**TASK ITEM**. The required output is every record, reproduced exactly.

**GIVEN DATA**.
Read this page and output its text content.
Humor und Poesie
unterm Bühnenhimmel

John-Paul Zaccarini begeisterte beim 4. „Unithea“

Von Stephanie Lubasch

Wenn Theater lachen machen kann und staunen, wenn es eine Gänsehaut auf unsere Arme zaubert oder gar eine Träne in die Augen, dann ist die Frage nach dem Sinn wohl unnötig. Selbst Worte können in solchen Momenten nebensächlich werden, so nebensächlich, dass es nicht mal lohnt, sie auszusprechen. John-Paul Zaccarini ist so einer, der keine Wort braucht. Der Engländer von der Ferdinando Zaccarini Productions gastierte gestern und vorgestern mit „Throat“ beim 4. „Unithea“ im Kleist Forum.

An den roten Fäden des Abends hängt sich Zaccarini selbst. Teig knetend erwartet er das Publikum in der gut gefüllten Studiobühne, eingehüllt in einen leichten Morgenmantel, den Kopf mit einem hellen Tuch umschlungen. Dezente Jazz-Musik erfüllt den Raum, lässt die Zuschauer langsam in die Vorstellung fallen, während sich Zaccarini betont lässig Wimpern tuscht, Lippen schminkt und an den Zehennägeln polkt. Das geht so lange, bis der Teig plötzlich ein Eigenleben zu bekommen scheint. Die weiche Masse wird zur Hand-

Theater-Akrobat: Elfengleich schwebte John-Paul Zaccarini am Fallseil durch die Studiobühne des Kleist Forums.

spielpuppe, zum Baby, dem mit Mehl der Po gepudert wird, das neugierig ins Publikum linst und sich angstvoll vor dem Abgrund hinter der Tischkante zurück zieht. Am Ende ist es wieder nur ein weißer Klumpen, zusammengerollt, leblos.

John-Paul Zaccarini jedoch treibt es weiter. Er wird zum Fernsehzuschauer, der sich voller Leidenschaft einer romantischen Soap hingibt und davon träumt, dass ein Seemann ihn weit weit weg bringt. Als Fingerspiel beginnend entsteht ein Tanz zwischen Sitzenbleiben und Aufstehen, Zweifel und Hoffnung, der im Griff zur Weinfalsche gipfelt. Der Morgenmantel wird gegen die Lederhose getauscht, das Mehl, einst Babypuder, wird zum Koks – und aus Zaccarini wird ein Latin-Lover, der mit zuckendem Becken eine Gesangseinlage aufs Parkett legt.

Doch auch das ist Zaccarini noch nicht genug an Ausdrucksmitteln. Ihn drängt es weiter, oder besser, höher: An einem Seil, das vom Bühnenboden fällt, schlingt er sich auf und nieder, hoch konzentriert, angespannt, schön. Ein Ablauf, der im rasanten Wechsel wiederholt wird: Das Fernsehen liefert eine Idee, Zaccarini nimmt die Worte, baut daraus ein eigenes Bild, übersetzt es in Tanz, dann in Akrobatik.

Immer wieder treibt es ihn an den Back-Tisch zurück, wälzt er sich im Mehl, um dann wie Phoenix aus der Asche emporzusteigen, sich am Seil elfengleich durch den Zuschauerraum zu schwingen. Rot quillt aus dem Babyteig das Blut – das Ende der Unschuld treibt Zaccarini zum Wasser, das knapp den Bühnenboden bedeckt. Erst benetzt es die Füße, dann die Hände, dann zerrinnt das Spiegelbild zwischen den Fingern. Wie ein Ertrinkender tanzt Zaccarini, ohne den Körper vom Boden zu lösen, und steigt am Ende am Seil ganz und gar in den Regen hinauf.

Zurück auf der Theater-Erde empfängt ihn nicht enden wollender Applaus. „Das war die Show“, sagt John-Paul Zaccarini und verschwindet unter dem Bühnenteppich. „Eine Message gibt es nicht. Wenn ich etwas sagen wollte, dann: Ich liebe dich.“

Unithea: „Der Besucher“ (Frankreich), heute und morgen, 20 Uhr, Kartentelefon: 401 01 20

**EXERCISE OUTPUT**.
Read this page and output its text content.
Humor und Poesie
unterm Bühnenhimmel

John-Paul Zaccarini begeisterte beim 4. „Unithea“

Von Stephanie Lubasch

Wenn Theater lachen machen kann und staunen, wenn es eine Gänsehaut auf unsere Arme zaubert oder gar eine Träne in die Augen, dann ist die Frage nach dem Sinn wohl unnötig. Selbst Worte können in solchen Momenten nebensächlich werden, so nebensächlich, dass es nicht mal lohnt, sie auszusprechen. John-Paul Zaccarini ist so einer, der keine Wort braucht. Der Engländer von der Ferdinando Zaccarini Productions gastierte gestern und vorgestern mit „Throat“ beim 4. „Unithea“ im Kleist Forum.

An den roten Fäden des Abends hängt sich Zaccarini selbst. Teig knetend erwartet er das Publikum in der gut gefüllten Studiobühne, eingehüllt in einen leichten Morgenmantel, den Kopf mit einem hellen Tuch umschlungen. Dezente Jazz-Musik erfüllt den Raum, lässt die Zuschauer langsam in die Vorstellung fallen, während sich Zaccarini betont lässig Wimpern tuscht, Lippen schminkt und an den Zehennägeln polkt. Das geht so lange, bis der Teig plötzlich ein Eigenleben zu bekommen scheint. Die weiche Masse wird zur Hand-

Theater-Akrobat: Elfengleich schwebte John-Paul Zaccarini am Fallseil durch die Studiobühne des Kleist Forums.

spielpuppe, zum Baby, dem mit Mehl der Po gepudert wird, das neugierig ins Publikum linst und sich angstvoll vor dem Abgrund hinter der Tischkante zurück zieht. Am Ende ist es wieder nur ein weißer Klumpen, zusammengerollt, leblos.

John-Paul Zaccarini jedoch treibt es weiter. Er wird zum Fernsehzuschauer, der sich voller Leidenschaft einer romantischen Soap hingibt und davon träumt, dass ein Seemann ihn weit weit weg bringt. Als Fingerspiel beginnend entsteht ein Tanz zwischen Sitzenbleiben und Aufstehen, Zweifel und Hoffnung, der im Griff zur Weinfalsche gipfelt. Der Morgenmantel wird gegen die Lederhose getauscht, das Mehl, einst Babypuder, wird zum Koks – und aus Zaccarini wird ein Latin-Lover, der mit zuckendem Becken eine Gesangseinlage aufs Parkett legt.

Doch auch das ist Zaccarini noch nicht genug an Ausdrucksmitteln. Ihn drängt es weiter, oder besser, höher: An einem Seil, das vom Bühnenboden fällt, schlingt er sich auf und nieder, hoch konzentriert, angespannt, schön. Ein Ablauf, der im rasanten Wechsel wiederholt wird: Das Fernsehen liefert eine Idee, Zaccarini nimmt die Worte, baut daraus ein eigenes Bild, übersetzt es in Tanz, dann in Akrobatik.

Immer wieder treibt es ihn an den Back-Tisch zurück, wälzt er sich im Mehl, um dann wie Phoenix aus der Asche emporzusteigen, sich am Seil elfengleich durch den Zuschauerraum zu schwingen. Rot quillt aus dem Babyteig das Blut – das Ende der Unschuld treibt Zaccarini zum Wasser, das knapp den Bühnenboden bedeckt. Erst benetzt es die Füße, dann die Hände, dann zerrinnt das Spiegelbild zwischen den Fingern. Wie ein Ertrinkender tanzt Zaccarini, ohne den Körper vom Boden zu lösen, und steigt am Ende am Seil ganz und gar in den Regen hinauf.

Zurück auf der Theater-Erde empfängt ihn nicht enden wollender Applaus. „Das war die Show“, sagt John-Paul Zaccarini und verschwindet unter dem Bühnenteppich. „Eine Message gibt es nicht. Wenn ich etwas sagen wollte, dann: Ich liebe dich.“

Unithea: „Der Besucher“ (Frankreich), heute und morgen, 20 Uhr, Kartentelefon: 401 01 20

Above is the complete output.